Consigne:
Dans l'intervention sur la déontologie des fonctionnaires reproduite ci-dessous, quelle conception de l'État est en train de remplacer l'État providence, s'il vous plaît ?

INTERVENTION SUR LE PROJET DE LOI RELATIF A LA DÉONTOLOGIE DES FONCTIONNAIRES

2015-0433-002-CL

Intervention de Corinne Bouchoux, mardi 26 janvier 2016, lors de la discussion générale du projet de loi relatif à la
déontologie et aux droits et obligations des fonctionnaires.

Monsieur le président, madame la ministre, mes chers collègues, le projet de loi relatif à la déontologie et aux droits et obligations des fonctionnaires traite d’un sujet de la plus grande importance, à de multiples égards.
On observe une attente de plus en plus forte des usagers concernant les services publics, s’agissant en particulier du principe de continuité du service public. Le service public est soumis à une exigence de qualité croissante. Les fonctionnaires, quant à eux, sont des acteurs majeurs de la vie publique, dans la mesure où ils servent l’intérêt général. Enfin, le consentement des contribuables à l’impôt se révèle de plus en plus difficile à obtenir. En plus d’être performants et ambitieux, les services publics d’aujourd’hui et de demain doivent représenter un coût raisonnable pour nos finances publiques.
L’examen et l’adoption de ce projet de loi sont particulièrement attendus, car, au-delà de l’intérêt qu’il présente, il répond à une attente forte. En effet, le rôle de l’État se renouvelle. L’État gendarme a laissé place à l’État providence, qui est lui-même en train de laisser place à l’État stratège, ce que l’on regrette parfois.
Corrélativement, naissent donc des craintes nouvelles pour les usagers, les contribuables, ainsi que les fonctionnaires, craintes auxquelles il est de notre devoir de législateur d’apporter des réponses. Nous ne siégeons pas ici en tant qu’employeurs, même si nombre d’entre nous l’ont été, ou usagers, mais en tant que défenseurs de l’intérêt général sur l’ensemble du territoire.
Ce renouvellement de la conception de l’État questionne, par ricochet, la définition de l’intérêt général. Cette dernière influence la déontologie, les droits et obligations des fonctionnaires.

Données brutes:
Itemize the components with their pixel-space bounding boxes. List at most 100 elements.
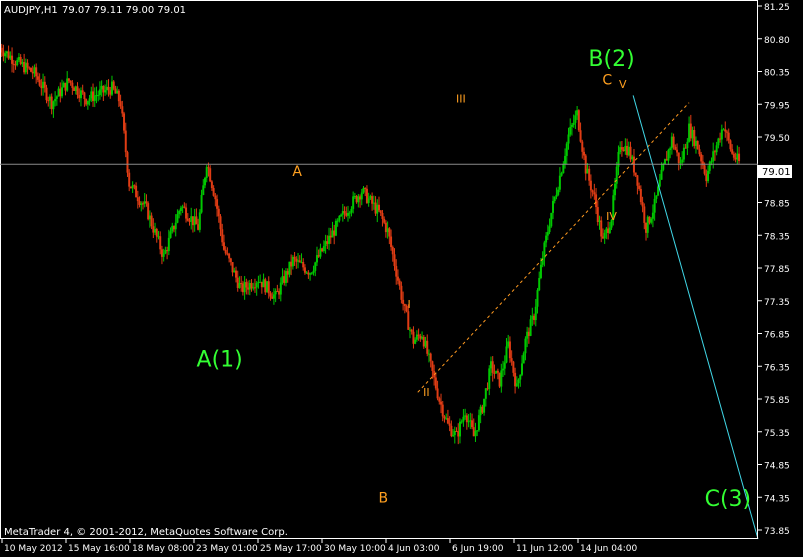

Corrigé:
L'État stratège.